[begin INFORMATION SUPPLIED]

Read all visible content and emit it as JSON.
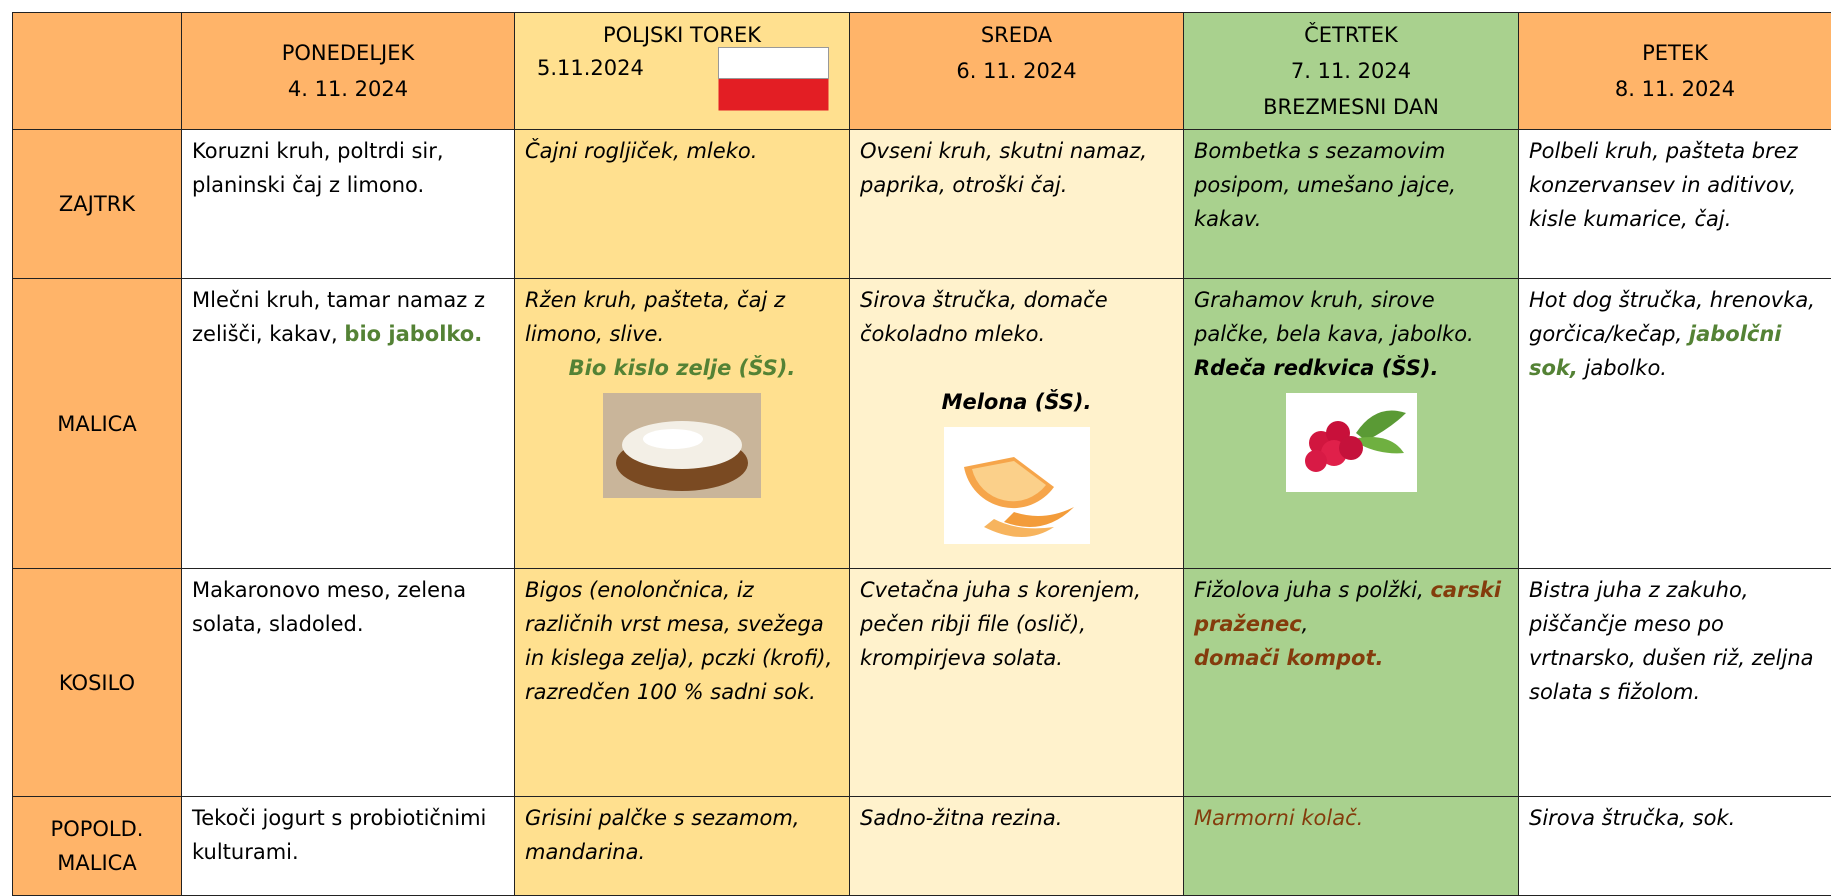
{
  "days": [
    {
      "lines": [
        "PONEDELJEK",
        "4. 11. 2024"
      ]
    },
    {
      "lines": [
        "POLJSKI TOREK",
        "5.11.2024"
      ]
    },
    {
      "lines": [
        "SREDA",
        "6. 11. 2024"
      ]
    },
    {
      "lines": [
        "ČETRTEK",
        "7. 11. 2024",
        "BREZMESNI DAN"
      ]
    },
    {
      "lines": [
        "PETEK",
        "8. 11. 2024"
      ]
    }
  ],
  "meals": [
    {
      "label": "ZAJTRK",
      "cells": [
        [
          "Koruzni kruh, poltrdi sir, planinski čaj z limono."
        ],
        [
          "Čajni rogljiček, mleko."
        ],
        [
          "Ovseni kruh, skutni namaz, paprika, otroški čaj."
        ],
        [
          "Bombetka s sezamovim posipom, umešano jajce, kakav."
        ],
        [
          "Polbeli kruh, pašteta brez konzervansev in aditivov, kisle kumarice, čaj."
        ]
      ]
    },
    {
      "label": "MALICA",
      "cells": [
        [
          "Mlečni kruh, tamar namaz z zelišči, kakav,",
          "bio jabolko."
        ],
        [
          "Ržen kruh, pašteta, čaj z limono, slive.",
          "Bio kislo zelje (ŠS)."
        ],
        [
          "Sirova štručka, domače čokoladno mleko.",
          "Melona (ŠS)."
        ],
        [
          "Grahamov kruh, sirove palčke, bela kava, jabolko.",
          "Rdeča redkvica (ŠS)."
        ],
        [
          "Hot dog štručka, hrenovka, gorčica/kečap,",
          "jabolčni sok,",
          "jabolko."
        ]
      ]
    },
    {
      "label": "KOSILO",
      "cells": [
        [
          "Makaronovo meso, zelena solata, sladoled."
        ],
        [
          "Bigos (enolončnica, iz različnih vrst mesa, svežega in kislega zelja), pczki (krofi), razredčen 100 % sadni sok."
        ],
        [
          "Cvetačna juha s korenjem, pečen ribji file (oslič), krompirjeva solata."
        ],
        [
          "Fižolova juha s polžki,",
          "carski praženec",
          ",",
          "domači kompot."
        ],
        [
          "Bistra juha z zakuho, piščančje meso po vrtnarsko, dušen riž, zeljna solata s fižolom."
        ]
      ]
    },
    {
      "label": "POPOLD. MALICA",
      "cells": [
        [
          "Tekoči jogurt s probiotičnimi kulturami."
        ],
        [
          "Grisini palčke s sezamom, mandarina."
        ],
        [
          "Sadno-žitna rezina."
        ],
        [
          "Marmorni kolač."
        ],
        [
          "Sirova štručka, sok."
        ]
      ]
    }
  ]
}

[end INFORMATION SUPPLIED]

Go through the records and copy each line with "palčke" in it.

          "Grahamov kruh, sirove palčke, bela kava, jabolko.",
          "Grisini palčke s sezamom, mandarina."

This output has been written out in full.